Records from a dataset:
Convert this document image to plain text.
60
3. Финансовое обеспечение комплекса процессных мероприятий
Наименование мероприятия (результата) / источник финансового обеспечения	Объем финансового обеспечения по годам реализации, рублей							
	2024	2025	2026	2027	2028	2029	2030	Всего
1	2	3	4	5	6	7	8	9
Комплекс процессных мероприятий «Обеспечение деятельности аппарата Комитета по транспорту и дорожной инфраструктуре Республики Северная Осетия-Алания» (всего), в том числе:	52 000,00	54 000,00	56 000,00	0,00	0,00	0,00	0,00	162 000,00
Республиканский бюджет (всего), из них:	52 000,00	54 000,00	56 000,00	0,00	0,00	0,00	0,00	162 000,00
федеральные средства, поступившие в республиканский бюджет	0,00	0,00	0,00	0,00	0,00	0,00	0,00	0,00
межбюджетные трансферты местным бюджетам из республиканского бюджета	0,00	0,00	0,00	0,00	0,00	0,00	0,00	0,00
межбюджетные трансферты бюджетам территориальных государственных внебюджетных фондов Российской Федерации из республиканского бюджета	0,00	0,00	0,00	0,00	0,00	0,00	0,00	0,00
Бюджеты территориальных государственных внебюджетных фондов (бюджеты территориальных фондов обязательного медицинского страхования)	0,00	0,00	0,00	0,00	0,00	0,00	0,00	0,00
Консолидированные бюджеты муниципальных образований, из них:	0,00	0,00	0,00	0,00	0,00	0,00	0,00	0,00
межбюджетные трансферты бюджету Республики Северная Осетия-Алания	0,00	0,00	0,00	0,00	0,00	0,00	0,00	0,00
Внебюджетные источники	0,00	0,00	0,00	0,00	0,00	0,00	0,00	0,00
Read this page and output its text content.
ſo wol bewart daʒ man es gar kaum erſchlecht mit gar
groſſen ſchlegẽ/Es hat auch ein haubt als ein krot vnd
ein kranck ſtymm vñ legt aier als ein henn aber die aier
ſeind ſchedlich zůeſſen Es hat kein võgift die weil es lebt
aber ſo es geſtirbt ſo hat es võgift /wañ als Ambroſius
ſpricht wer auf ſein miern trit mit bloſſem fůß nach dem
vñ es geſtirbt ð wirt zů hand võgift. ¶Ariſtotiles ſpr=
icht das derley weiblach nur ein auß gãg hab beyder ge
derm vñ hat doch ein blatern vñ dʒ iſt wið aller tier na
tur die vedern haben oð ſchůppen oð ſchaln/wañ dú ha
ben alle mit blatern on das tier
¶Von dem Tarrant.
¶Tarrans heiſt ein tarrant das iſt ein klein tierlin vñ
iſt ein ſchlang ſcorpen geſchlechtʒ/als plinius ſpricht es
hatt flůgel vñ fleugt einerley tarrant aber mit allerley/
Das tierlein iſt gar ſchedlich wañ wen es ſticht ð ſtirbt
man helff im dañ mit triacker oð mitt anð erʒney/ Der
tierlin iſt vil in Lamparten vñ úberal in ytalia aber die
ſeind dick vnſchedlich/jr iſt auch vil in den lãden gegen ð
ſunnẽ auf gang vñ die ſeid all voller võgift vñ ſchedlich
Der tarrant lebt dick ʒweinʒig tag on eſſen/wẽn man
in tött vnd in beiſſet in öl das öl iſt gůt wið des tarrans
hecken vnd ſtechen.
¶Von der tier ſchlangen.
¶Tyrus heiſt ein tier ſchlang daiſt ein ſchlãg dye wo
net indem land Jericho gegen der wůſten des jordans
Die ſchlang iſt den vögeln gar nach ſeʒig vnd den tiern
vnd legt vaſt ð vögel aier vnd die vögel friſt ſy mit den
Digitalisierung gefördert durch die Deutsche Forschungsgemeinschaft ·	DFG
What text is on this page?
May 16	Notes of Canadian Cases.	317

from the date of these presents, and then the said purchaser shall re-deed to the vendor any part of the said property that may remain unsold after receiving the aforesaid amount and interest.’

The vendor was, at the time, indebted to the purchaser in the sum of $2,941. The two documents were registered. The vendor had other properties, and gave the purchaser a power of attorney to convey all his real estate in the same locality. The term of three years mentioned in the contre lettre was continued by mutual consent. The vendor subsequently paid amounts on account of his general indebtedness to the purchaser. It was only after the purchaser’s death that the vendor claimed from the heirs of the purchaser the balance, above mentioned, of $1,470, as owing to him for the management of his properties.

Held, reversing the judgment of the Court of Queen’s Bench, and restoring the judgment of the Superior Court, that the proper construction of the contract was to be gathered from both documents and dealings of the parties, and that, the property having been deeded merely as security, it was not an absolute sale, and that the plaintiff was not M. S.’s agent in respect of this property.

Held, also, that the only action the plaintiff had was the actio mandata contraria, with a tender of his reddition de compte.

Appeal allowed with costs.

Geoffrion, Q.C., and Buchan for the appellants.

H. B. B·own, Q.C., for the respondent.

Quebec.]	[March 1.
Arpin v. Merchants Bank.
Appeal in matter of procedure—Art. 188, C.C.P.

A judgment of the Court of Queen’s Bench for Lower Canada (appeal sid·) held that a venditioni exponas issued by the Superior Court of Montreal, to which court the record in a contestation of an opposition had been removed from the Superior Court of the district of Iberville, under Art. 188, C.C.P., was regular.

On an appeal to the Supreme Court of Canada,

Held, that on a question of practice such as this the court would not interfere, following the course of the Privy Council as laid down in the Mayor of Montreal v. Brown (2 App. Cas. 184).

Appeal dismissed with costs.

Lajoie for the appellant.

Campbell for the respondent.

TASK DIRECTIONS:
Output an exact copy of each record.

WRITTEN SOLUTION:
Convert this document image to plain text.
60
3. Финансовое обеспечение комплекса процессных мероприятий
Наименование мероприятия (результата) / источник финансового обеспечения	Объем финансового обеспечения по годам реализации, рублей							
	2024	2025	2026	2027	2028	2029	2030	Всего
1	2	3	4	5	6	7	8	9
Комплекс процессных мероприятий «Обеспечение деятельности аппарата Комитета по транспорту и дорожной инфраструктуре Республики Северная Осетия-Алания» (всего), в том числе:	52 000,00	54 000,00	56 000,00	0,00	0,00	0,00	0,00	162 000,00
Республиканский бюджет (всего), из них:	52 000,00	54 000,00	56 000,00	0,00	0,00	0,00	0,00	162 000,00
федеральные средства, поступившие в республиканский бюджет	0,00	0,00	0,00	0,00	0,00	0,00	0,00	0,00
межбюджетные трансферты местным бюджетам из республиканского бюджета	0,00	0,00	0,00	0,00	0,00	0,00	0,00	0,00
межбюджетные трансферты бюджетам территориальных государственных внебюджетных фондов Российской Федерации из республиканского бюджета	0,00	0,00	0,00	0,00	0,00	0,00	0,00	0,00
Бюджеты территориальных государственных внебюджетных фондов (бюджеты территориальных фондов обязательного медицинского страхования)	0,00	0,00	0,00	0,00	0,00	0,00	0,00	0,00
Консолидированные бюджеты муниципальных образований, из них:	0,00	0,00	0,00	0,00	0,00	0,00	0,00	0,00
межбюджетные трансферты бюджету Республики Северная Осетия-Алания	0,00	0,00	0,00	0,00	0,00	0,00	0,00	0,00
Внебюджетные источники	0,00	0,00	0,00	0,00	0,00	0,00	0,00	0,00
Read this page and output its text content.
ſo wol bewart daʒ man es gar kaum erſchlecht mit gar
groſſen ſchlegẽ/Es hat auch ein haubt als ein krot vnd
ein kranck ſtymm vñ legt aier als ein henn aber die aier
ſeind ſchedlich zůeſſen Es hat kein võgift die weil es lebt
aber ſo es geſtirbt ſo hat es võgift /wañ als Ambroſius
ſpricht wer auf ſein miern trit mit bloſſem fůß nach dem
vñ es geſtirbt ð wirt zů hand võgift. ¶Ariſtotiles ſpr=
icht das derley weiblach nur ein auß gãg hab beyder ge
derm vñ hat doch ein blatern vñ dʒ iſt wið aller tier na
tur die vedern haben oð ſchůppen oð ſchaln/wañ dú ha
ben alle mit blatern on das tier
¶Von dem Tarrant.
¶Tarrans heiſt ein tarrant das iſt ein klein tierlin vñ
iſt ein ſchlang ſcorpen geſchlechtʒ/als plinius ſpricht es
hatt flůgel vñ fleugt einerley tarrant aber mit allerley/
Das tierlein iſt gar ſchedlich wañ wen es ſticht ð ſtirbt
man helff im dañ mit triacker oð mitt anð erʒney/ Der
tierlin iſt vil in Lamparten vñ úberal in ytalia aber die
ſeind dick vnſchedlich/jr iſt auch vil in den lãden gegen ð
ſunnẽ auf gang vñ die ſeid all voller võgift vñ ſchedlich
Der tarrant lebt dick ʒweinʒig tag on eſſen/wẽn man
in tött vnd in beiſſet in öl das öl iſt gůt wið des tarrans
hecken vnd ſtechen.
¶Von der tier ſchlangen.
¶Tyrus heiſt ein tier ſchlang daiſt ein ſchlãg dye wo
net indem land Jericho gegen der wůſten des jordans
Die ſchlang iſt den vögeln gar nach ſeʒig vnd den tiern
vnd legt vaſt ð vögel aier vnd die vögel friſt ſy mit den
Digitalisierung gefördert durch die Deutsche Forschungsgemeinschaft ·	DFG
What text is on this page?
May 16	Notes of Canadian Cases.	317

from the date of these presents, and then the said purchaser shall re-deed to the vendor any part of the said property that may remain unsold after receiving the aforesaid amount and interest.’

The vendor was, at the time, indebted to the purchaser in the sum of $2,941. The two documents were registered. The vendor had other properties, and gave the purchaser a power of attorney to convey all his real estate in the same locality. The term of three years mentioned in the contre lettre was continued by mutual consent. The vendor subsequently paid amounts on account of his general indebtedness to the purchaser. It was only after the purchaser’s death that the vendor claimed from the heirs of the purchaser the balance, above mentioned, of $1,470, as owing to him for the management of his properties.

Held, reversing the judgment of the Court of Queen’s Bench, and restoring the judgment of the Superior Court, that the proper construction of the contract was to be gathered from both documents and dealings of the parties, and that, the property having been deeded merely as security, it was not an absolute sale, and that the plaintiff was not M. S.’s agent in respect of this property.

Held, also, that the only action the plaintiff had was the actio mandata contraria, with a tender of his reddition de compte.

Appeal allowed with costs.

Geoffrion, Q.C., and Buchan for the appellants.

H. B. B·own, Q.C., for the respondent.

Quebec.]	[March 1.
Arpin v. Merchants Bank.
Appeal in matter of procedure—Art. 188, C.C.P.

A judgment of the Court of Queen’s Bench for Lower Canada (appeal sid·) held that a venditioni exponas issued by the Superior Court of Montreal, to which court the record in a contestation of an opposition had been removed from the Superior Court of the district of Iberville, under Art. 188, C.C.P., was regular.

On an appeal to the Supreme Court of Canada,

Held, that on a question of practice such as this the court would not interfere, following the course of the Privy Council as laid down in the Mayor of Montreal v. Brown (2 App. Cas. 184).

Appeal dismissed with costs.

Lajoie for the appellant.

Campbell for the respondent.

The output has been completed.